Aim
In the data that follows, count each line holding the string "found"; answer with the number only.

— Begin Provided records —

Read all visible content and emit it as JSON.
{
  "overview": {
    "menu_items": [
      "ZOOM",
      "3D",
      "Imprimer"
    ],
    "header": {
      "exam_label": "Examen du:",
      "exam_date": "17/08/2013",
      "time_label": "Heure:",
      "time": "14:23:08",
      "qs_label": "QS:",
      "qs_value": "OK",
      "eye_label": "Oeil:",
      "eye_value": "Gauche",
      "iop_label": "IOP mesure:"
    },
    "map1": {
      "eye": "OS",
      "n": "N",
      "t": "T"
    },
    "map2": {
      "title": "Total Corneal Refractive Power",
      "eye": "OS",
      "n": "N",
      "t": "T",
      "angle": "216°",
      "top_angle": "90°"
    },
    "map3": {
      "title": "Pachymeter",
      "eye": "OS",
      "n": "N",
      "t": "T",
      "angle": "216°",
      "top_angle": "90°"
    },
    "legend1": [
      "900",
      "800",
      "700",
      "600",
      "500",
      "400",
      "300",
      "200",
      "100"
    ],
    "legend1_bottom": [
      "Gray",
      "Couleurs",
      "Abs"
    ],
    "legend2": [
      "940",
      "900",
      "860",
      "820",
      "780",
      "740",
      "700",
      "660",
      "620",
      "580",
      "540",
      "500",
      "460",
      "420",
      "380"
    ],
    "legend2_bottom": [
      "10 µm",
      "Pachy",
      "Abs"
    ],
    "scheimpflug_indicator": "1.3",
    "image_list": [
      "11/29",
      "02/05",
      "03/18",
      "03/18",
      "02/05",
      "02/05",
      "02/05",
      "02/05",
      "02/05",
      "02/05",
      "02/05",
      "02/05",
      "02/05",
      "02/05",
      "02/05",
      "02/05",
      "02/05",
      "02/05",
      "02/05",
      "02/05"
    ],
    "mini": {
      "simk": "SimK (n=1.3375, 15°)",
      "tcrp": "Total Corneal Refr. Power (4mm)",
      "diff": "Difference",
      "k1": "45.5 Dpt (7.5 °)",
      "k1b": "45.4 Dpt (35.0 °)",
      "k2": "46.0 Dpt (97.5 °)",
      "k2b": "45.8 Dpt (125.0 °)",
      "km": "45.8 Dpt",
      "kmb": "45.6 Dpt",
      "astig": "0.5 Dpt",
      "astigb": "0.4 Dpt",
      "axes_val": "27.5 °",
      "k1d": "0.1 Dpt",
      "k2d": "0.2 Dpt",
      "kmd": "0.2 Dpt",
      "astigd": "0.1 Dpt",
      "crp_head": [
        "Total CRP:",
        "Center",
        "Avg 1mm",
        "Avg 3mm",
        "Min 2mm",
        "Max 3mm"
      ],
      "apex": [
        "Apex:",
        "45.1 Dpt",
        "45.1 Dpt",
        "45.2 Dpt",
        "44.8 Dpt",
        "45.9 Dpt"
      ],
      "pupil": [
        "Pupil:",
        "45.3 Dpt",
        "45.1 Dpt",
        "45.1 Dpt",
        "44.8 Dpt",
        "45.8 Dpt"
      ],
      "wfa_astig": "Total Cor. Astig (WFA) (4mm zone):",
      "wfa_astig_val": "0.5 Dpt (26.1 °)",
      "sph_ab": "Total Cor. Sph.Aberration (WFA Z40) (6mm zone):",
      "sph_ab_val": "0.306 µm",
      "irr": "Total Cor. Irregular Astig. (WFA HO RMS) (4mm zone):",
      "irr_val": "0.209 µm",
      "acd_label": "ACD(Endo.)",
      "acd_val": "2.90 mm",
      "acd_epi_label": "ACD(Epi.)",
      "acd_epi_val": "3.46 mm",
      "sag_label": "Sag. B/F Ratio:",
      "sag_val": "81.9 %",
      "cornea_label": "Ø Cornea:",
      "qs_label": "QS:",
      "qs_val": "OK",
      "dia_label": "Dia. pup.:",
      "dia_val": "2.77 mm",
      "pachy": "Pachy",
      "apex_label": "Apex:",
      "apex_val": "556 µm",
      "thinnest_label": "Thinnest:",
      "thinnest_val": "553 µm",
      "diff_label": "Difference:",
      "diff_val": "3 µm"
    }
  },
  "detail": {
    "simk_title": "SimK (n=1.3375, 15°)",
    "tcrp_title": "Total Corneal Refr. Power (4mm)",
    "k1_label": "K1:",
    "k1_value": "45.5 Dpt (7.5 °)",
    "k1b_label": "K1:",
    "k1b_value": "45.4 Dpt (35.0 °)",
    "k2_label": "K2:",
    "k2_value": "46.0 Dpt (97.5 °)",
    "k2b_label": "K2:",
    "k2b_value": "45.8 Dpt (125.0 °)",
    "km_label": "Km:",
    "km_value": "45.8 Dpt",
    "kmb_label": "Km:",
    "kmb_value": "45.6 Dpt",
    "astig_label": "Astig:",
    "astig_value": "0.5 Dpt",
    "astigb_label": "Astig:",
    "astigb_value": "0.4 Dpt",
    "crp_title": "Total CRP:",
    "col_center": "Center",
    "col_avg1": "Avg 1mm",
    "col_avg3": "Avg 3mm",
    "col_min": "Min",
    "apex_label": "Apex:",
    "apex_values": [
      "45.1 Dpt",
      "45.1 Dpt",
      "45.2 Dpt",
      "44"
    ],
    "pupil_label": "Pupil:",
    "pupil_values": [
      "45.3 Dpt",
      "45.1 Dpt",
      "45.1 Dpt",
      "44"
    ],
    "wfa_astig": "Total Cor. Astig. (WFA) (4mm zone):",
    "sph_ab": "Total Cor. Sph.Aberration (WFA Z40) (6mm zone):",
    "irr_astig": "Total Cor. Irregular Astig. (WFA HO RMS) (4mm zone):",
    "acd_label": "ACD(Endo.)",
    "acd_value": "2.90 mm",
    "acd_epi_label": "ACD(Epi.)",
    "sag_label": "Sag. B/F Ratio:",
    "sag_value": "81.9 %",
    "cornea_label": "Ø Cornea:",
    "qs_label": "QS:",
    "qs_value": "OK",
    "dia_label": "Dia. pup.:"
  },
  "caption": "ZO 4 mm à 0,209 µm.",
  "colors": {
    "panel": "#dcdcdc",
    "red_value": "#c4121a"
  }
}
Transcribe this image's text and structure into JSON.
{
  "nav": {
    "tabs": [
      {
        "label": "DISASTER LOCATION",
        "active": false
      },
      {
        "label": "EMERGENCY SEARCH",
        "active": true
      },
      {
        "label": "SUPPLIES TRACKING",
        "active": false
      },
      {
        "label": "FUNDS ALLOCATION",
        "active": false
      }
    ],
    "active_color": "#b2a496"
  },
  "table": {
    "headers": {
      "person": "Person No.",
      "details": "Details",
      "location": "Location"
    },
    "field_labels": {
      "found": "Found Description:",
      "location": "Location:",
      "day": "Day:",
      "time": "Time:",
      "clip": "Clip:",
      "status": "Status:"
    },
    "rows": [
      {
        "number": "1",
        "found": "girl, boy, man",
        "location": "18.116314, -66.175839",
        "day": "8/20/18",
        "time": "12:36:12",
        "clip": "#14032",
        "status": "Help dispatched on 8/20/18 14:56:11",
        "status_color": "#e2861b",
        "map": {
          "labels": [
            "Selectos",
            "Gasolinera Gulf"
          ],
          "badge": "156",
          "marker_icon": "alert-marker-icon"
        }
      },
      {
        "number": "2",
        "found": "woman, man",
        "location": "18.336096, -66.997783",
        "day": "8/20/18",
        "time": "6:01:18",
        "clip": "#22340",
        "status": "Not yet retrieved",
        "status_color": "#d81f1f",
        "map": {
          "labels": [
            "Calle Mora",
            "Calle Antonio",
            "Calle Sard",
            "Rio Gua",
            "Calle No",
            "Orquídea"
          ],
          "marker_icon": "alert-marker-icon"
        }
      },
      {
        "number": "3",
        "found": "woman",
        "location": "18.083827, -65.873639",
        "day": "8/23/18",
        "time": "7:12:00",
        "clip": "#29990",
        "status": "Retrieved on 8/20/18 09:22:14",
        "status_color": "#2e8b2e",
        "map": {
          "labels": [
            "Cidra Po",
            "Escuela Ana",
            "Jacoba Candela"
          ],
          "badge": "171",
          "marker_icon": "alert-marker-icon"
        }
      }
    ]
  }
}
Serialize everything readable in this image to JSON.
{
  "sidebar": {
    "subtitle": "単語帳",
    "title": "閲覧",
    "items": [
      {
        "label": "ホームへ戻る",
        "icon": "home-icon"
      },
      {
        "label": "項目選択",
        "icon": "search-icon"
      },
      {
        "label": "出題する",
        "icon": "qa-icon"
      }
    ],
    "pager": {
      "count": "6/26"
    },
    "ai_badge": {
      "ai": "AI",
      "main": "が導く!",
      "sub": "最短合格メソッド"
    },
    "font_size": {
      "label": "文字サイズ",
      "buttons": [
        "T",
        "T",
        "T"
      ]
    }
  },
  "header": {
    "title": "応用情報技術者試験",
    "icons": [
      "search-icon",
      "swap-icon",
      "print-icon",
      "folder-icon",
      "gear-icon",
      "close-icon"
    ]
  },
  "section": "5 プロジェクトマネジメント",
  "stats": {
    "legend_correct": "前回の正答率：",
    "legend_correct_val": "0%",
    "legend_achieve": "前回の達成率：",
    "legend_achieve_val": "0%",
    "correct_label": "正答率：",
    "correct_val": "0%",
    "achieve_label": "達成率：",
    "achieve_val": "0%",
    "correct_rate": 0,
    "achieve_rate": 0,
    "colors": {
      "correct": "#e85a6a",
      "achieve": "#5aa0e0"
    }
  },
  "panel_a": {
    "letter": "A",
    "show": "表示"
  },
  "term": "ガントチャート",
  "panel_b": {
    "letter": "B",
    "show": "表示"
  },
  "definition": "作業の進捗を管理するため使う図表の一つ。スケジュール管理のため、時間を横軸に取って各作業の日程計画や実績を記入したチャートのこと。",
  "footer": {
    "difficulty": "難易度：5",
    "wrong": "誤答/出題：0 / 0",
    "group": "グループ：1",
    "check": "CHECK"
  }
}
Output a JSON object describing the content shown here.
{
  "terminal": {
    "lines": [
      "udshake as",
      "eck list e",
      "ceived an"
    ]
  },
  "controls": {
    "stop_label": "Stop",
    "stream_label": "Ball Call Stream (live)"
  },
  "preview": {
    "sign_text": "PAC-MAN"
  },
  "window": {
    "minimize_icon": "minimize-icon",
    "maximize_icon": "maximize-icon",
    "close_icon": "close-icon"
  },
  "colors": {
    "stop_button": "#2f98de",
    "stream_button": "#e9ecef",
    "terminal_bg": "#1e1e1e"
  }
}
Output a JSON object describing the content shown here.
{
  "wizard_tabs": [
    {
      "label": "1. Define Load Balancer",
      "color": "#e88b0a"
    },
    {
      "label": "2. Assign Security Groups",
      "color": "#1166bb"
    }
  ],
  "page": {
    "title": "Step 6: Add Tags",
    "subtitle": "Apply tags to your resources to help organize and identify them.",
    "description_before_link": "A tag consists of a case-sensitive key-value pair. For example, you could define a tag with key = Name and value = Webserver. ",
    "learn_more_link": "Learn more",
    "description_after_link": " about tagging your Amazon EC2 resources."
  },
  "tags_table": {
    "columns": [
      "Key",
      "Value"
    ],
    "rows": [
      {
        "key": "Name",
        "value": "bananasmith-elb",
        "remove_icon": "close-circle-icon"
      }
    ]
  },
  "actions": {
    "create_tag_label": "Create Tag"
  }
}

— End Provided records —

Response to this task
4